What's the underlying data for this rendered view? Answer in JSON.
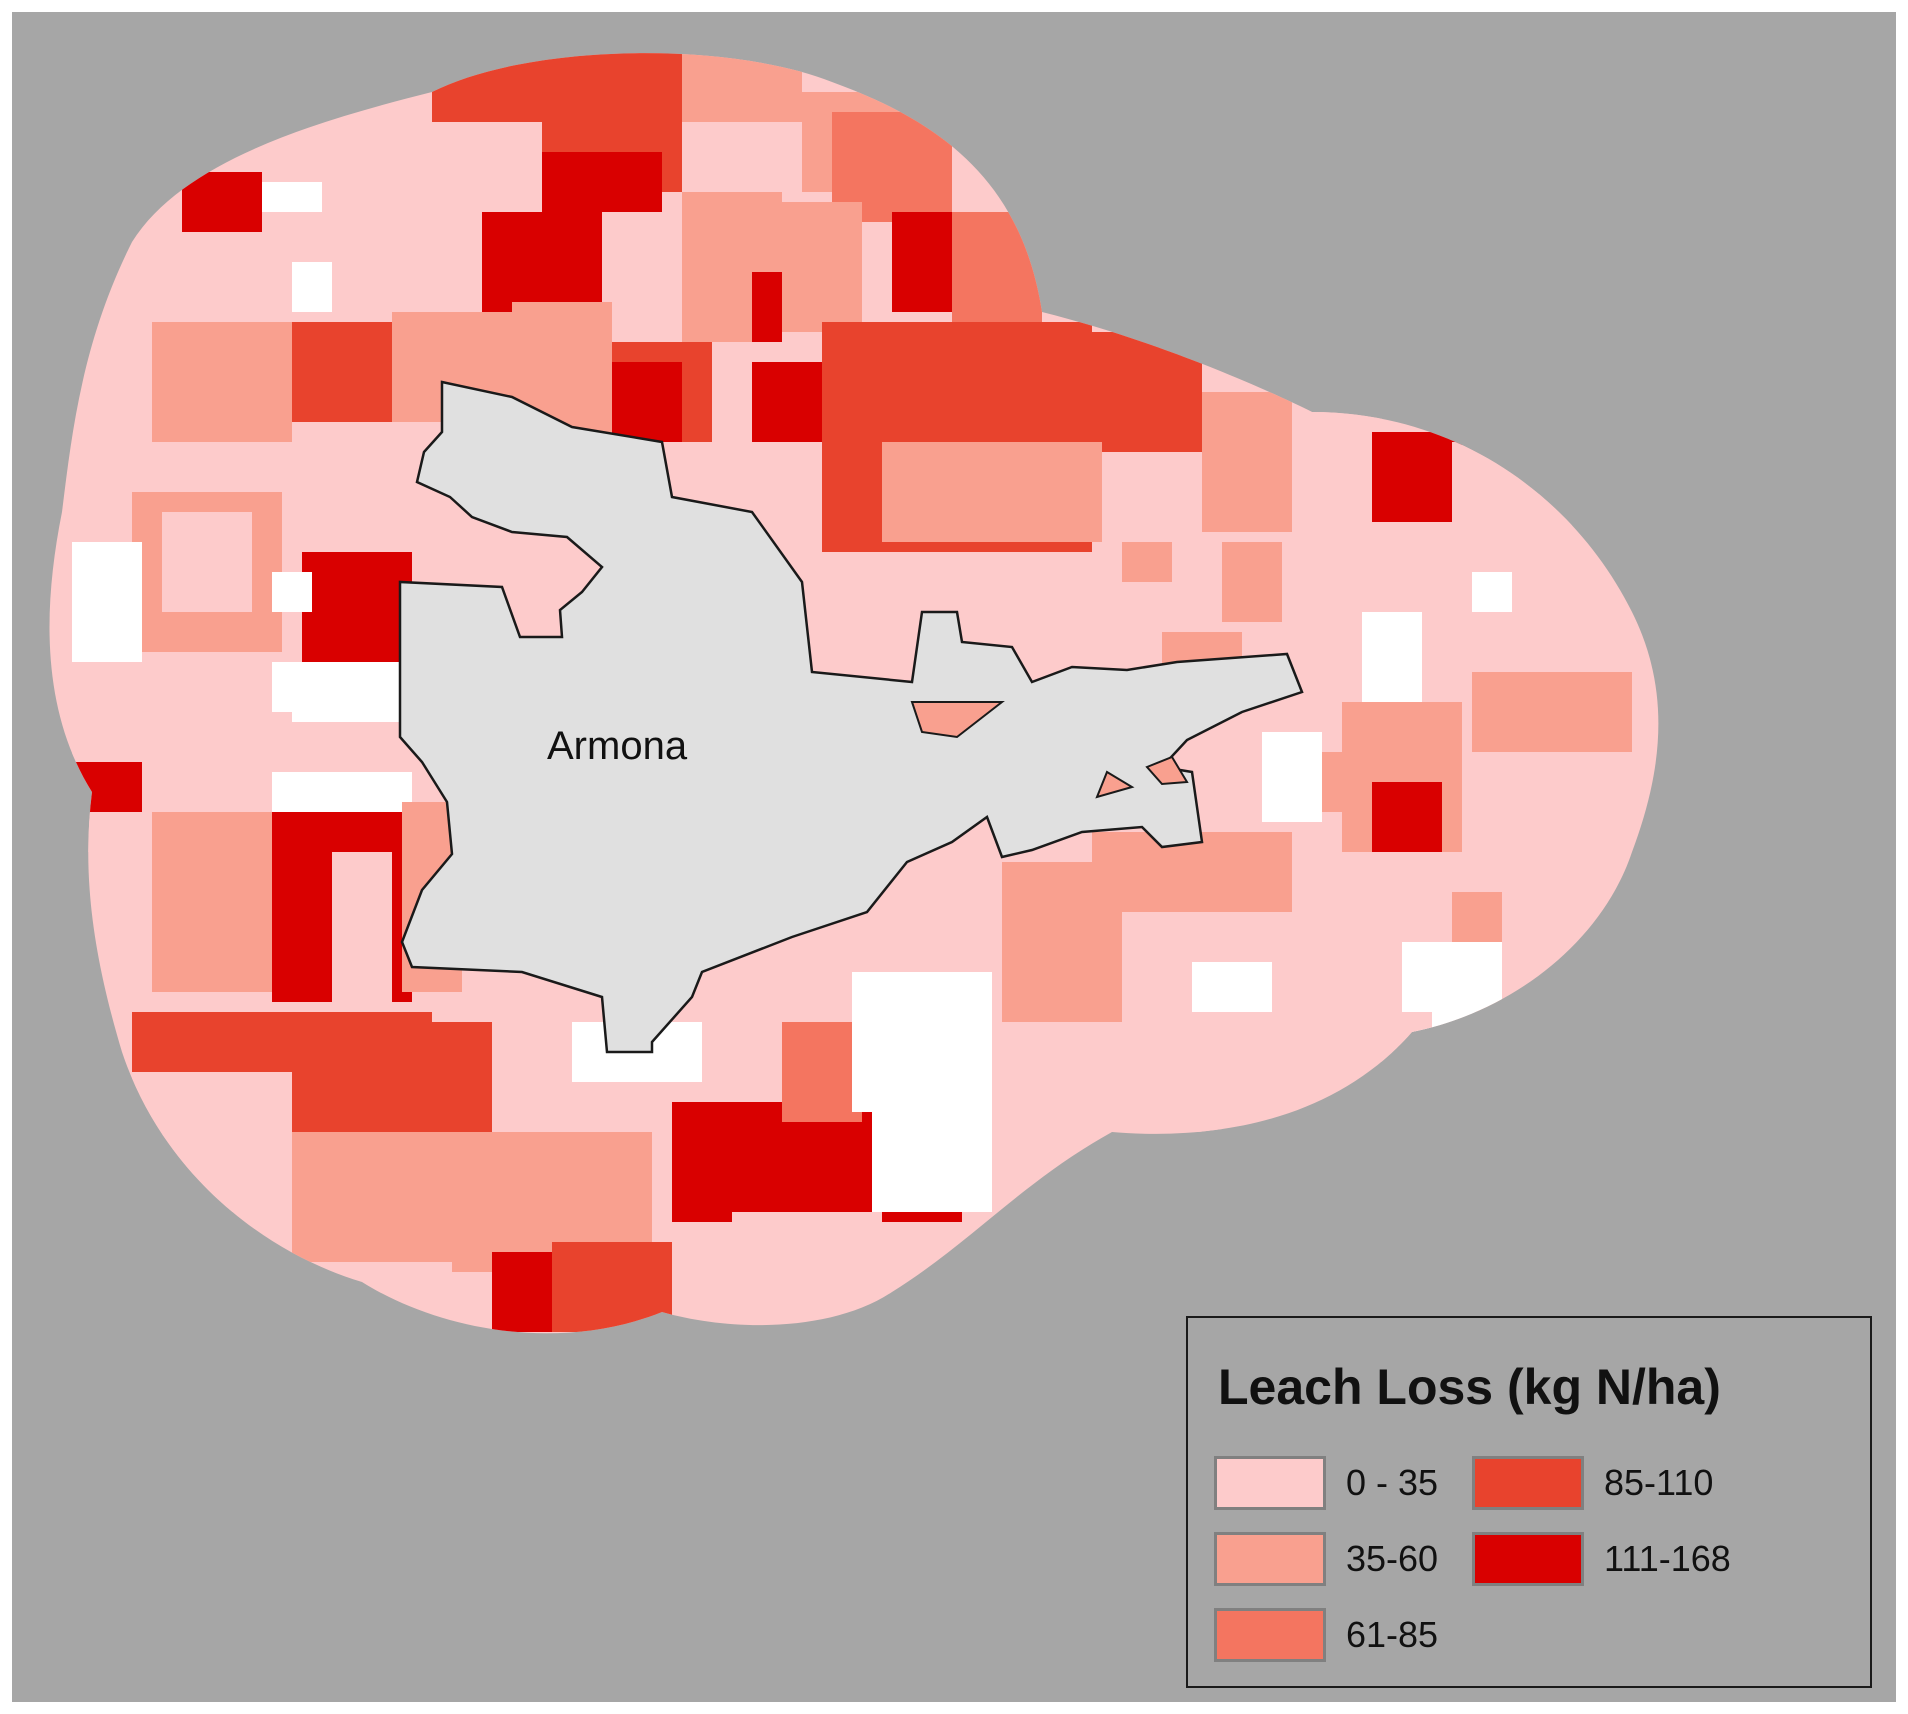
{
  "map": {
    "place_label": "Armona"
  },
  "legend": {
    "title": "Leach Loss (kg N/ha)",
    "classes": [
      {
        "label": "0 - 35",
        "color": "#fdcbcb"
      },
      {
        "label": "35-60",
        "color": "#f9a08f"
      },
      {
        "label": "61-85",
        "color": "#f47560"
      },
      {
        "label": "85-110",
        "color": "#e8432d"
      },
      {
        "label": "111-168",
        "color": "#d90000"
      }
    ]
  },
  "colors": {
    "background": "#a6a6a6",
    "no_data": "#ffffff",
    "town_area": "#e0e0e0"
  }
}
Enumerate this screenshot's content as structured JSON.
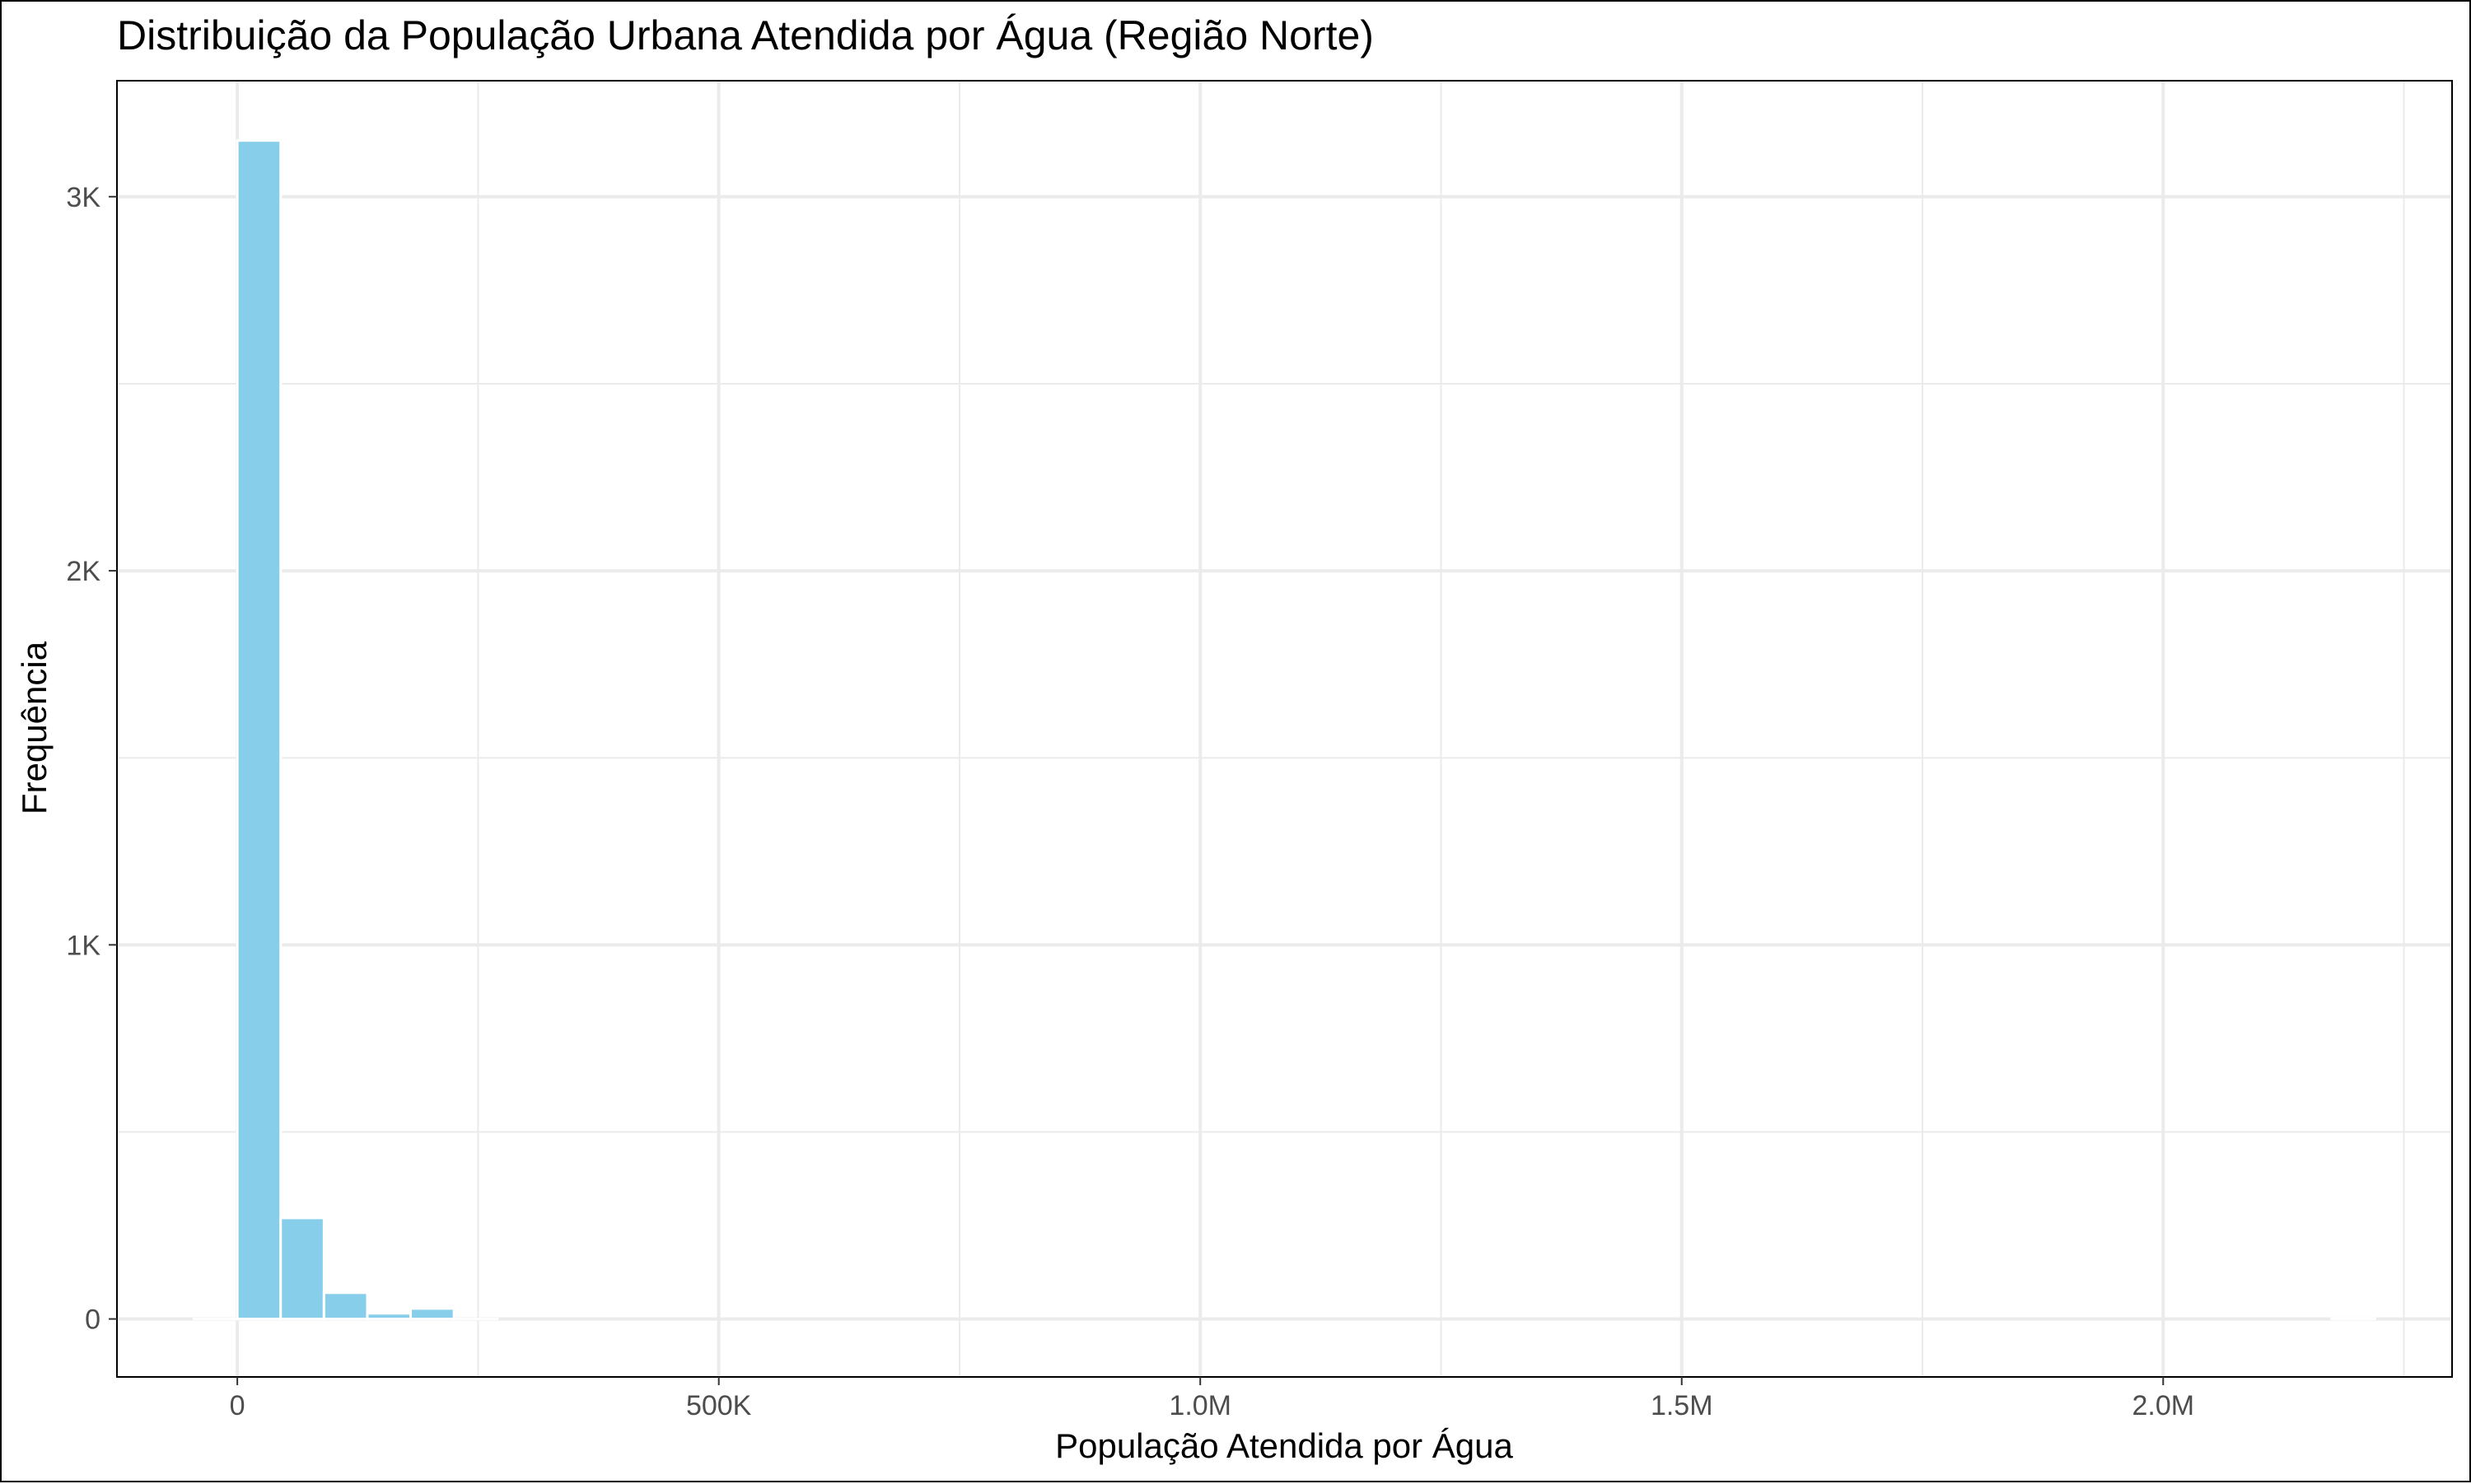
******
▸ **To be done**
The records above must be printed exactly; the pictures stay out.

▸ **Reply**
What's the underlying data for this rendered view? Answer in JSON.
{
  "map": {
    "place_label": "Armona"
  },
  "legend": {
    "title": "Leach Loss (kg N/ha)",
    "classes": [
      {
        "label": "0 - 35",
        "color": "#fdcbcb"
      },
      {
        "label": "35-60",
        "color": "#f9a08f"
      },
      {
        "label": "61-85",
        "color": "#f47560"
      },
      {
        "label": "85-110",
        "color": "#e8432d"
      },
      {
        "label": "111-168",
        "color": "#d90000"
      }
    ]
  },
  "colors": {
    "background": "#a6a6a6",
    "no_data": "#ffffff",
    "town_area": "#e0e0e0"
  }
}
Enumerate this screenshot's content as structured JSON.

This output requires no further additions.